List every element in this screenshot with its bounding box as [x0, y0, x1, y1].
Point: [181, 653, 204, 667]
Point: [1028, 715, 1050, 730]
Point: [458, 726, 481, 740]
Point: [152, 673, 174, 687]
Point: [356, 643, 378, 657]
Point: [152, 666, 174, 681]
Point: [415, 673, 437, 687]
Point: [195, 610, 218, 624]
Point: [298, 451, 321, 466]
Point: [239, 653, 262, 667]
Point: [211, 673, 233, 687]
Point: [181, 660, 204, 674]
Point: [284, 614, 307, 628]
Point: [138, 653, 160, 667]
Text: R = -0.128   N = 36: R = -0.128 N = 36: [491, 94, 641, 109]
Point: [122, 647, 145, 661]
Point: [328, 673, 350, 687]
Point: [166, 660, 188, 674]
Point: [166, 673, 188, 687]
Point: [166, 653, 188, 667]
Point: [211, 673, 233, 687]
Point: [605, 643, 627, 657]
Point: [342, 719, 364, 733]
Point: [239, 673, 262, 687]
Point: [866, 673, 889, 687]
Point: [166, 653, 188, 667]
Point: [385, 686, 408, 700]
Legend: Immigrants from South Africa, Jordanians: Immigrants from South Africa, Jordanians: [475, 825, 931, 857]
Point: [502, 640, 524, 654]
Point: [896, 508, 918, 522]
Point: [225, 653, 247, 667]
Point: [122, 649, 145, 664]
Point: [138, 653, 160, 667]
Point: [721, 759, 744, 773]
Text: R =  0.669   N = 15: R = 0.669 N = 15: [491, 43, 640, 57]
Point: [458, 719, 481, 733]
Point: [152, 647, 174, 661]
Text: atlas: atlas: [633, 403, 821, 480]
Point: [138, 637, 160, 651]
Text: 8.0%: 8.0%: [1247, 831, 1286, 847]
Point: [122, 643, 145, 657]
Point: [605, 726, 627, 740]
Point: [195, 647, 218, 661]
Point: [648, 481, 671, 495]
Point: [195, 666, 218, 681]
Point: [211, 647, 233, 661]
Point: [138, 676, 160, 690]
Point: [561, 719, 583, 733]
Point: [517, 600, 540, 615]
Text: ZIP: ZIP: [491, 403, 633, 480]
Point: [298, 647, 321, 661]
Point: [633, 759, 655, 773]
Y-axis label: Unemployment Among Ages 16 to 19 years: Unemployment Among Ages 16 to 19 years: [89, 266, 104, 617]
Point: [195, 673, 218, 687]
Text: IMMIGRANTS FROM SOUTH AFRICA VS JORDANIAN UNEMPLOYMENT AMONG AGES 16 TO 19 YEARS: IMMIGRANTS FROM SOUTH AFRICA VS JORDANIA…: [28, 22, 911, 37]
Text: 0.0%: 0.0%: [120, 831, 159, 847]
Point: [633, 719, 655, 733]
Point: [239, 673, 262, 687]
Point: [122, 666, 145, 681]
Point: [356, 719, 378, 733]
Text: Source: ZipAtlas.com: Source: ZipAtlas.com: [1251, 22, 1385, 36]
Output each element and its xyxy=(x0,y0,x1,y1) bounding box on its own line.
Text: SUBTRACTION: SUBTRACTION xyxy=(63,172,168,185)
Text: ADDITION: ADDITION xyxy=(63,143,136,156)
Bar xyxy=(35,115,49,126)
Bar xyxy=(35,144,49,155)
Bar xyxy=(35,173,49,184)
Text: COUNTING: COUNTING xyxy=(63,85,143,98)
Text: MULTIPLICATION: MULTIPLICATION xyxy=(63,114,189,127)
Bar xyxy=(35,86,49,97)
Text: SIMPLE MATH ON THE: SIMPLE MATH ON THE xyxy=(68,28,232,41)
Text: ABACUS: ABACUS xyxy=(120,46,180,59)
□ □ □ □ □ □ □
TASK GOAL. Copy out every line of the material above word for word, with nothing changed, added or left out.

WRITTEN REPLY.
List every element in this screenshot with its bounding box as [x0, y0, x1, y1].
Point: [181, 653, 204, 667]
Point: [1028, 715, 1050, 730]
Point: [458, 726, 481, 740]
Point: [152, 673, 174, 687]
Point: [356, 643, 378, 657]
Point: [152, 666, 174, 681]
Point: [415, 673, 437, 687]
Point: [195, 610, 218, 624]
Point: [298, 451, 321, 466]
Point: [239, 653, 262, 667]
Point: [211, 673, 233, 687]
Point: [181, 660, 204, 674]
Point: [284, 614, 307, 628]
Point: [138, 653, 160, 667]
Text: R = -0.128   N = 36: R = -0.128 N = 36: [491, 94, 641, 109]
Point: [122, 647, 145, 661]
Point: [328, 673, 350, 687]
Point: [166, 660, 188, 674]
Point: [166, 673, 188, 687]
Point: [166, 653, 188, 667]
Point: [211, 673, 233, 687]
Point: [605, 643, 627, 657]
Point: [342, 719, 364, 733]
Point: [239, 673, 262, 687]
Point: [866, 673, 889, 687]
Point: [166, 653, 188, 667]
Point: [385, 686, 408, 700]
Legend: Immigrants from South Africa, Jordanians: Immigrants from South Africa, Jordanians: [475, 825, 931, 857]
Point: [502, 640, 524, 654]
Point: [896, 508, 918, 522]
Point: [225, 653, 247, 667]
Point: [122, 649, 145, 664]
Point: [138, 653, 160, 667]
Point: [721, 759, 744, 773]
Text: R =  0.669   N = 15: R = 0.669 N = 15: [491, 43, 640, 57]
Point: [458, 719, 481, 733]
Point: [152, 647, 174, 661]
Text: atlas: atlas: [633, 403, 821, 480]
Point: [138, 637, 160, 651]
Text: 8.0%: 8.0%: [1247, 831, 1286, 847]
Point: [122, 643, 145, 657]
Point: [605, 726, 627, 740]
Point: [195, 647, 218, 661]
Point: [648, 481, 671, 495]
Point: [195, 666, 218, 681]
Point: [211, 647, 233, 661]
Point: [138, 676, 160, 690]
Point: [561, 719, 583, 733]
Point: [517, 600, 540, 615]
Text: ZIP: ZIP: [491, 403, 633, 480]
Point: [298, 647, 321, 661]
Point: [633, 759, 655, 773]
Y-axis label: Unemployment Among Ages 16 to 19 years: Unemployment Among Ages 16 to 19 years: [89, 266, 104, 617]
Point: [195, 673, 218, 687]
Text: IMMIGRANTS FROM SOUTH AFRICA VS JORDANIAN UNEMPLOYMENT AMONG AGES 16 TO 19 YEARS: IMMIGRANTS FROM SOUTH AFRICA VS JORDANIA…: [28, 22, 911, 37]
Text: 0.0%: 0.0%: [120, 831, 159, 847]
Point: [633, 719, 655, 733]
Point: [239, 673, 262, 687]
Point: [122, 666, 145, 681]
Point: [356, 719, 378, 733]
Text: Source: ZipAtlas.com: Source: ZipAtlas.com: [1251, 22, 1385, 36]
Output each element and its xyxy=(x0,y0,x1,y1) bounding box on its own line.
Text: SUBTRACTION: SUBTRACTION xyxy=(63,172,168,185)
Text: ADDITION: ADDITION xyxy=(63,143,136,156)
Bar xyxy=(35,115,49,126)
Bar xyxy=(35,144,49,155)
Bar xyxy=(35,173,49,184)
Text: COUNTING: COUNTING xyxy=(63,85,143,98)
Text: MULTIPLICATION: MULTIPLICATION xyxy=(63,114,189,127)
Bar xyxy=(35,86,49,97)
Text: SIMPLE MATH ON THE: SIMPLE MATH ON THE xyxy=(68,28,232,41)
Text: ABACUS: ABACUS xyxy=(120,46,180,59)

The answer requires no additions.